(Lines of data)
· · · ·
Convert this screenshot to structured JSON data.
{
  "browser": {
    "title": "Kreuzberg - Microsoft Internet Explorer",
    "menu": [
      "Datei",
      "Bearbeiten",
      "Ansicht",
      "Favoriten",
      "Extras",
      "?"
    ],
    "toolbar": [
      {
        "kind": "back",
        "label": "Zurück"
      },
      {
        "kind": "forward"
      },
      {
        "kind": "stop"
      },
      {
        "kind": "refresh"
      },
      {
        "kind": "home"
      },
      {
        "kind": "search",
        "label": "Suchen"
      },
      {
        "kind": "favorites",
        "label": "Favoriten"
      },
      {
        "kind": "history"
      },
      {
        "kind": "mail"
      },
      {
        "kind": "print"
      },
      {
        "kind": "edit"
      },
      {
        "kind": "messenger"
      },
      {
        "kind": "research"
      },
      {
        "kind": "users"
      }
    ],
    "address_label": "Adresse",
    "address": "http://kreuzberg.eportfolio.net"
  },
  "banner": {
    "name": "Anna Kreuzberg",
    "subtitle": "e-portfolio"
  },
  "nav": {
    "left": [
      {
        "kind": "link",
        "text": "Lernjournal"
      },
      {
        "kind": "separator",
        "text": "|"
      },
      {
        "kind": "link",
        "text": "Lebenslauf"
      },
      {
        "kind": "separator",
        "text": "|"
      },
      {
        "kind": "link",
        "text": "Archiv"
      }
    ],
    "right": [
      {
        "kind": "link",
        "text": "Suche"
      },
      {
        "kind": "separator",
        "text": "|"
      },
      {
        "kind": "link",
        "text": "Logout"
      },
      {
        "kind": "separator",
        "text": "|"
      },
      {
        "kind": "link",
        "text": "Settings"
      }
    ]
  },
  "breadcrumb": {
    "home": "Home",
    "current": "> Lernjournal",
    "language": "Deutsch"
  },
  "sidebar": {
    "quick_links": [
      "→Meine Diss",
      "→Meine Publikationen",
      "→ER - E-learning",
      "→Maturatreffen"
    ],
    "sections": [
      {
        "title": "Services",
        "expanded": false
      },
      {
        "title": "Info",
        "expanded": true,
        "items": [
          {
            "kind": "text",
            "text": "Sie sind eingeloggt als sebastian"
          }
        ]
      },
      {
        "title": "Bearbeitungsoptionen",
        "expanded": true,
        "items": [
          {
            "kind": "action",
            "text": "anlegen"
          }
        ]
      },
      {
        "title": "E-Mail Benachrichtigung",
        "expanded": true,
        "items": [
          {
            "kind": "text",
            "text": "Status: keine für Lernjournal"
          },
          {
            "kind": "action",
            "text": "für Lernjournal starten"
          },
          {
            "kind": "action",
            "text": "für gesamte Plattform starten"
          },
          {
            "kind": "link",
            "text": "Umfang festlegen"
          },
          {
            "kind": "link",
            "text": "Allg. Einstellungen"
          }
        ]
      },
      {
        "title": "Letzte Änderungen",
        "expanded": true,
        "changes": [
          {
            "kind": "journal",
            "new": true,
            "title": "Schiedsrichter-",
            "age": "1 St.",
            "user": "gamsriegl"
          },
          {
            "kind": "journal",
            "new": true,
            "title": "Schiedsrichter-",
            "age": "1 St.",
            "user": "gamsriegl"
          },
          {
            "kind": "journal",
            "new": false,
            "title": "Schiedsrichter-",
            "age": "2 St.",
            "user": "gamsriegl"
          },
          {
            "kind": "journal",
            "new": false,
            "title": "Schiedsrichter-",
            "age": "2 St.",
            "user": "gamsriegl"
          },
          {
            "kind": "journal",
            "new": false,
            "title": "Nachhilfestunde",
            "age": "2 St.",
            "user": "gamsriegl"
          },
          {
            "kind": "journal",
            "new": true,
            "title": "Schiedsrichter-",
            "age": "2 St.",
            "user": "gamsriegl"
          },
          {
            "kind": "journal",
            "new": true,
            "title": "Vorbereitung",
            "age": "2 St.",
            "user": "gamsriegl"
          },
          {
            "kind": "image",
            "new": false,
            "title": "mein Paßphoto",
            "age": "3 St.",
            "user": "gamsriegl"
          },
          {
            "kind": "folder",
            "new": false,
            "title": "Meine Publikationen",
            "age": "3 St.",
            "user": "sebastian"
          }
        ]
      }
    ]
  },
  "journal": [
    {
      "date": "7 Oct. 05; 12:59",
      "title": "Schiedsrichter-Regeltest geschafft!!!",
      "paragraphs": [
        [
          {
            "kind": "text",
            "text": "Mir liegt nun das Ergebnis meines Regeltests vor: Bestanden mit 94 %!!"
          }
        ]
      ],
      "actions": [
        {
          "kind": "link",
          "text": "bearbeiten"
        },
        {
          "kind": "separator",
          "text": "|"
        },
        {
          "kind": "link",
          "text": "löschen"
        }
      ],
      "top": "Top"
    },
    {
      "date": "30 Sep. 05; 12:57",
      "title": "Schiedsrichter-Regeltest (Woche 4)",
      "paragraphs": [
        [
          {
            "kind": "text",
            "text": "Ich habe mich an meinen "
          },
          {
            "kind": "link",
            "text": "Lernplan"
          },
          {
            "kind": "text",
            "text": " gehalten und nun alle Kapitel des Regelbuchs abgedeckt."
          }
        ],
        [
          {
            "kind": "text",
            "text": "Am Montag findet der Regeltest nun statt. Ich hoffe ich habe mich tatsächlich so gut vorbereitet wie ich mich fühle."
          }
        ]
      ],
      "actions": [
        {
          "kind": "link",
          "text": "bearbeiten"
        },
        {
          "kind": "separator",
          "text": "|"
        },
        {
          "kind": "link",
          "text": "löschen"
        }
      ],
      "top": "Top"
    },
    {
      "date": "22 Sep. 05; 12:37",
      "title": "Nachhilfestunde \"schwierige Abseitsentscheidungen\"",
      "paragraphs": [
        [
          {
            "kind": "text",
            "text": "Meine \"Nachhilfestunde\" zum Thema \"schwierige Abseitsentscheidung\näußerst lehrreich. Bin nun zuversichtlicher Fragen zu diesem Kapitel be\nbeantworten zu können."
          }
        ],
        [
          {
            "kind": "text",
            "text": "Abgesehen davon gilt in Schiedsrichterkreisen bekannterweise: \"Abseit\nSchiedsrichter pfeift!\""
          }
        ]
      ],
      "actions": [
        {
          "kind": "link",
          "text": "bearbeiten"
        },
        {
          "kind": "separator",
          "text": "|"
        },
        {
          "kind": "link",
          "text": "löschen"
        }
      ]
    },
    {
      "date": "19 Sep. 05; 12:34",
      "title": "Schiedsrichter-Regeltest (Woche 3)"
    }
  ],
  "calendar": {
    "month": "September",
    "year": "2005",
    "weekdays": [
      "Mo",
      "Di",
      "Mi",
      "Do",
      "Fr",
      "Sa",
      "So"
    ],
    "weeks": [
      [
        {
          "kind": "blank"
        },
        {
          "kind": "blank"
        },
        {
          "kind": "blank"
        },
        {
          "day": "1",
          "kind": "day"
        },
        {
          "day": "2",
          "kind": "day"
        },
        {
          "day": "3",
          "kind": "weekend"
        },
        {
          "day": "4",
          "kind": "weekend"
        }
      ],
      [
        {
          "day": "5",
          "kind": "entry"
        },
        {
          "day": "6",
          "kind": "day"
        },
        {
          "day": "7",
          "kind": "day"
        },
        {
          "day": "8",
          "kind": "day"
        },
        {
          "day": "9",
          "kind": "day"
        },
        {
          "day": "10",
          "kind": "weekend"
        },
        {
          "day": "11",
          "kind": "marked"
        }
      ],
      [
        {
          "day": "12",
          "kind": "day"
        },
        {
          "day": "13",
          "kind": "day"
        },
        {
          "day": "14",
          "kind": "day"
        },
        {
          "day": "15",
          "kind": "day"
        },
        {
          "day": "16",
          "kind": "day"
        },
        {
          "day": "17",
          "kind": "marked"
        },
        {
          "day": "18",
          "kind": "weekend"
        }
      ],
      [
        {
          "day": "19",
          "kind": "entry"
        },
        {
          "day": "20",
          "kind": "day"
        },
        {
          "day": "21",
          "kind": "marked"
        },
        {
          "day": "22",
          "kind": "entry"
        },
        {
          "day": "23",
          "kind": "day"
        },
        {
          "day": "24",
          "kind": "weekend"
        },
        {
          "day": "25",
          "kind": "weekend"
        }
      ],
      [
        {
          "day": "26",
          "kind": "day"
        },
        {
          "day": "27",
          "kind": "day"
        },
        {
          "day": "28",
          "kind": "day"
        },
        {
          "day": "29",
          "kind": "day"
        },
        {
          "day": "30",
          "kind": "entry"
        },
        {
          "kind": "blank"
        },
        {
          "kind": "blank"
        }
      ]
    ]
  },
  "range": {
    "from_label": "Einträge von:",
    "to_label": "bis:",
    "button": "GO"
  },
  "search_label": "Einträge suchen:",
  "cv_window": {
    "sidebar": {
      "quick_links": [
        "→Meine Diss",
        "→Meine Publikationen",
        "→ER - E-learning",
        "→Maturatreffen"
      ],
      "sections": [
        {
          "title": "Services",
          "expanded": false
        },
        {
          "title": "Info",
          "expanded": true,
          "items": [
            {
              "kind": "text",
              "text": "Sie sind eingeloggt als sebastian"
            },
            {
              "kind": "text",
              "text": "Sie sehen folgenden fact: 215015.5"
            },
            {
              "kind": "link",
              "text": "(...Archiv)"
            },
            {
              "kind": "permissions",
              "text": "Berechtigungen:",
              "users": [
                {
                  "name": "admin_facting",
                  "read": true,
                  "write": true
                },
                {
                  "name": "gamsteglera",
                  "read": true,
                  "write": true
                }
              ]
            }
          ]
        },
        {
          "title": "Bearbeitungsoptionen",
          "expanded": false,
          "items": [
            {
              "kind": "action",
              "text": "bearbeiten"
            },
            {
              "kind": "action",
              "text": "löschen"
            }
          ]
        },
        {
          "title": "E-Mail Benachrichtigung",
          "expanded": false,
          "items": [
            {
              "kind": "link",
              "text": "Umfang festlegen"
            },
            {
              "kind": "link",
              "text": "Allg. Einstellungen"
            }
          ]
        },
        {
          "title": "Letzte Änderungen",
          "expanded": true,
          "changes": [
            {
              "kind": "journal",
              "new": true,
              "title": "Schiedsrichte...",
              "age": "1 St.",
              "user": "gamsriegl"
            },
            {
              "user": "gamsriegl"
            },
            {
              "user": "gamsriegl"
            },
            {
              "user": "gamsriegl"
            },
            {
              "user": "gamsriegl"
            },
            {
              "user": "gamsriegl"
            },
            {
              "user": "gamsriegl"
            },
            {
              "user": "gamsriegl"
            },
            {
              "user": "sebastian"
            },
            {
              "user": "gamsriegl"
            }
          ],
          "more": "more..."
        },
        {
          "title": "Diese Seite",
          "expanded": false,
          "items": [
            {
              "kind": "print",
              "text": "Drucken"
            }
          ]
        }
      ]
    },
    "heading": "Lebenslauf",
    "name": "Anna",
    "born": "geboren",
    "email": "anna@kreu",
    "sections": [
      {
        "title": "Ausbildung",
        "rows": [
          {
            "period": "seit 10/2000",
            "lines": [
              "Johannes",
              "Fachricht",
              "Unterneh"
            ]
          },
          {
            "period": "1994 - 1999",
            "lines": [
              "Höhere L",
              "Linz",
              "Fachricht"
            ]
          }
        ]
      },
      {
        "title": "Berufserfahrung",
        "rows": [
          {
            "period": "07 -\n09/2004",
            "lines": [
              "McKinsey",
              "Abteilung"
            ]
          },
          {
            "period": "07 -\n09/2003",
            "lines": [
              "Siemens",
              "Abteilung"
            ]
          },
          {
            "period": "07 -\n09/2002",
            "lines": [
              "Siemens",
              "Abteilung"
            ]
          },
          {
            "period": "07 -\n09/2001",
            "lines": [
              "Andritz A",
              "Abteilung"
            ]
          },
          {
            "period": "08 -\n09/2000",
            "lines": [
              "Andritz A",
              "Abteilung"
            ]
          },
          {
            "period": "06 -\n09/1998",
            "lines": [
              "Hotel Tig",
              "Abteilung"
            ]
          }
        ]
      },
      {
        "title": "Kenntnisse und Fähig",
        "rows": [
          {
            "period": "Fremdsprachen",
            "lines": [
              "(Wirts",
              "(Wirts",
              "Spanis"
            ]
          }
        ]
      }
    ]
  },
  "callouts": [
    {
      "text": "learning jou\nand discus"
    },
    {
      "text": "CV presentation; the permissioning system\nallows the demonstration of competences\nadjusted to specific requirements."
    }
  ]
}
· · · ·
## What you should do
From the records above, pull out each line that has "name".

## Exercise result
    "name": "Anna Kreuzberg",
                  "name": "admin_facting",
                  "name": "gamsteglera",
    "name": "Anna",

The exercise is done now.